Work task: Go through the data and copy every line in which "that" appears.
· · · ·
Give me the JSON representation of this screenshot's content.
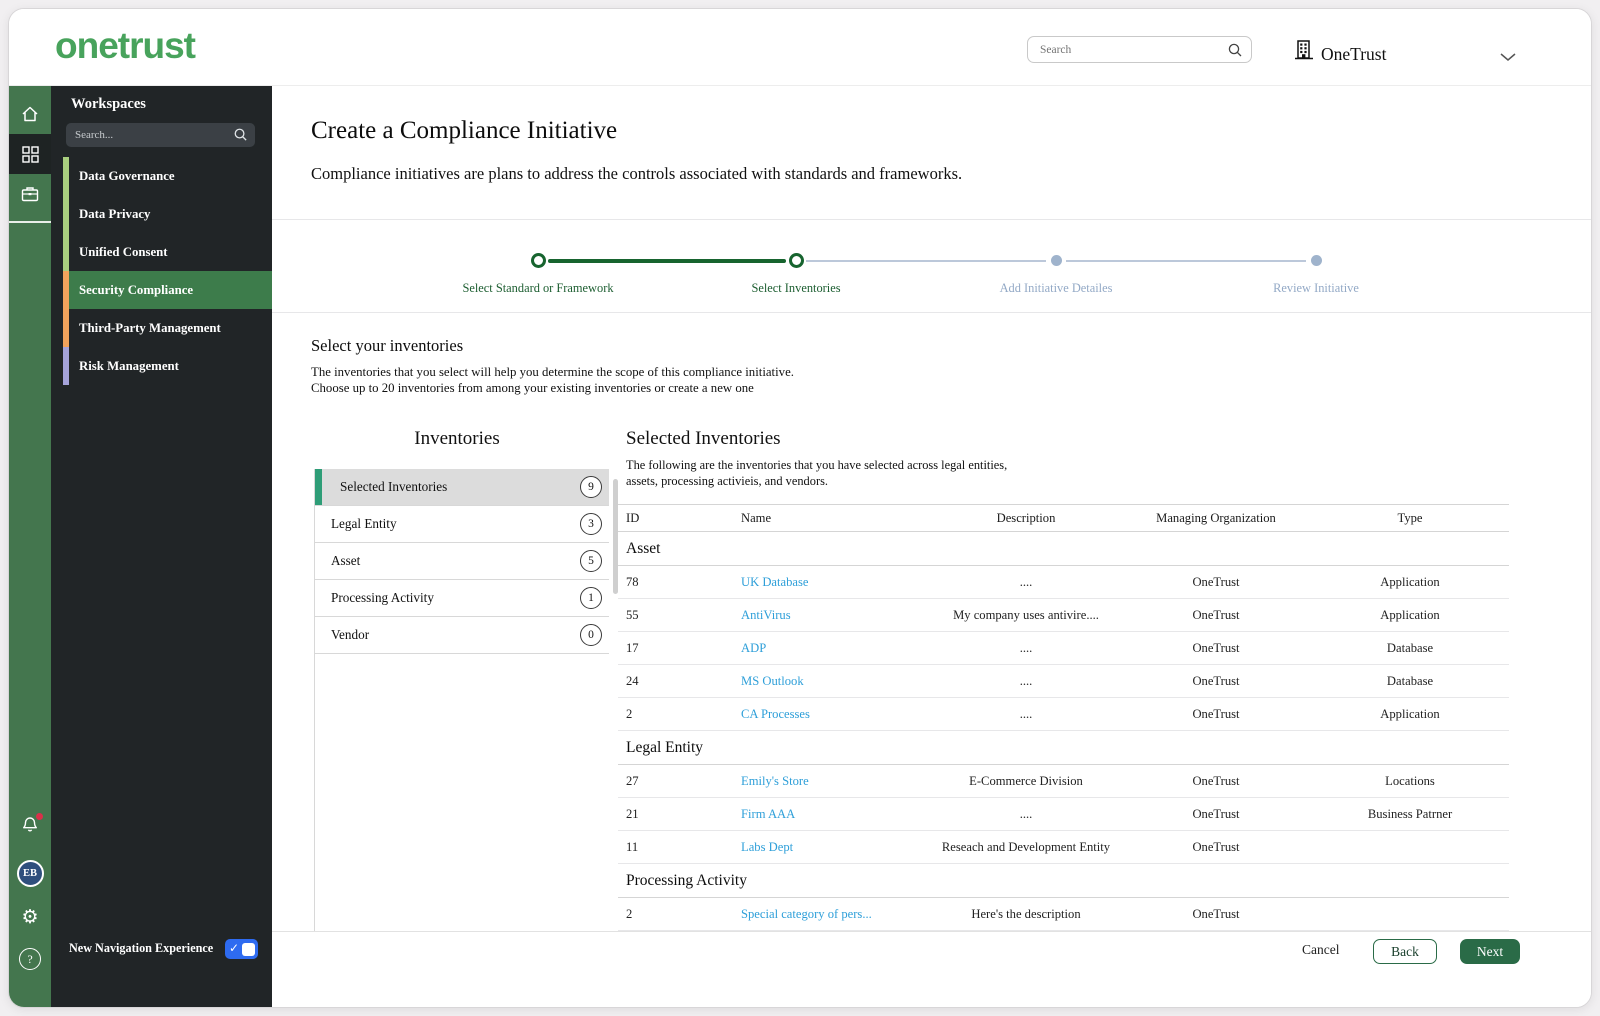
{
  "header": {
    "logo_text": "onetrust",
    "search_placeholder": "Search",
    "org_name": "OneTrust"
  },
  "rail": {
    "avatar_initials": "EB",
    "icons": [
      "home-icon",
      "apps-grid-icon",
      "briefcase-icon",
      "bell-icon",
      "avatar",
      "gear-icon",
      "help-icon"
    ]
  },
  "sidebar": {
    "title": "Workspaces",
    "search_placeholder": "Search...",
    "items": [
      {
        "label": "Data Governance",
        "strip_color": "#a9cf7f",
        "active": false
      },
      {
        "label": "Data Privacy",
        "strip_color": "#a9cf7f",
        "active": false
      },
      {
        "label": "Unified Consent",
        "strip_color": "#a9cf7f",
        "active": false
      },
      {
        "label": "Security Compliance",
        "strip_color": "#f2a35c",
        "active": true
      },
      {
        "label": "Third-Party Management",
        "strip_color": "#f2a35c",
        "active": false
      },
      {
        "label": "Risk Management",
        "strip_color": "#a5a3da",
        "active": false
      }
    ],
    "new_nav_label": "New Navigation Experience",
    "toggle_on": true
  },
  "page": {
    "title": "Create a Compliance Initiative",
    "subtitle": "Compliance initiatives are plans to address the controls associated with standards and frameworks."
  },
  "stepper": {
    "steps": [
      {
        "label": "Select Standard or Framework",
        "state": "done"
      },
      {
        "label": "Select Inventories",
        "state": "current"
      },
      {
        "label": "Add Initiative Detailes",
        "state": "upcoming"
      },
      {
        "label": "Review Initiative",
        "state": "upcoming"
      }
    ]
  },
  "section": {
    "title": "Select your inventories",
    "line1": "The inventories that you select will help you determine the scope of this compliance initiative.",
    "line2": "Choose up to 20 inventories from among your existing inventories or create a new one"
  },
  "inventories": {
    "title": "Inventories",
    "items": [
      {
        "label": "Selected Inventories",
        "count": "9",
        "active": true
      },
      {
        "label": "Legal Entity",
        "count": "3",
        "active": false
      },
      {
        "label": "Asset",
        "count": "5",
        "active": false
      },
      {
        "label": "Processing Activity",
        "count": "1",
        "active": false
      },
      {
        "label": "Vendor",
        "count": "0",
        "active": false
      }
    ]
  },
  "selected": {
    "title": "Selected Inventories",
    "desc1": "The following are the inventories that you have selected across legal entities,",
    "desc2": "assets, processing activieis, and vendors.",
    "columns": [
      "ID",
      "Name",
      "Description",
      "Managing Organization",
      "Type"
    ],
    "groups": [
      {
        "name": "Asset",
        "rows": [
          [
            "78",
            "UK Database",
            "....",
            "OneTrust",
            "Application"
          ],
          [
            "55",
            "AntiVirus",
            "My company uses antivire....",
            "OneTrust",
            "Application"
          ],
          [
            "17",
            "ADP",
            "....",
            "OneTrust",
            "Database"
          ],
          [
            "24",
            "MS Outlook",
            "....",
            "OneTrust",
            "Database"
          ],
          [
            "2",
            "CA Processes",
            "....",
            "OneTrust",
            "Application"
          ]
        ]
      },
      {
        "name": "Legal Entity",
        "rows": [
          [
            "27",
            "Emily's Store",
            "E-Commerce Division",
            "OneTrust",
            "Locations"
          ],
          [
            "21",
            "Firm AAA",
            "....",
            "OneTrust",
            "Business Patrner"
          ],
          [
            "11",
            "Labs Dept",
            "Reseach and Development Entity",
            "OneTrust",
            ""
          ]
        ]
      },
      {
        "name": "Processing Activity",
        "rows": [
          [
            "2",
            "Special category of pers...",
            "Here's the description",
            "OneTrust",
            ""
          ]
        ]
      }
    ]
  },
  "footer": {
    "cancel": "Cancel",
    "back": "Back",
    "next": "Next"
  },
  "colors": {
    "brand_green": "#48a35c",
    "rail_green": "#44764e",
    "sidebar_dark": "#212527",
    "active_item_green": "#3d7c4b",
    "stepper_green": "#17642f",
    "stepper_gray": "#9fb3cc",
    "link_blue": "#2e9fd9",
    "button_green": "#2a6b47",
    "toggle_blue": "#2e6bf0",
    "selected_strip_green": "#2e9d77",
    "avatar_navy": "#2f4f7d",
    "notification_red": "#d9304a"
  }
}
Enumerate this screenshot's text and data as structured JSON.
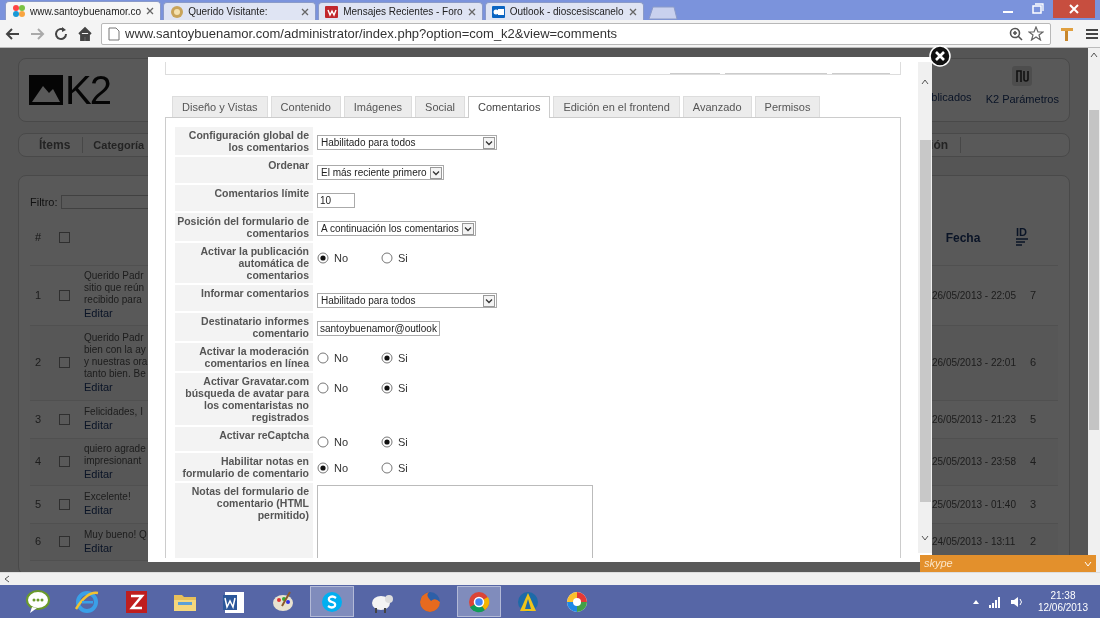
· · · ·
Output for this exercise:
    "line1": "The inventories that you select will help you determine the scope of this compliance initiative.",
    "desc1": "The following are the inventories that you have selected across legal entities,",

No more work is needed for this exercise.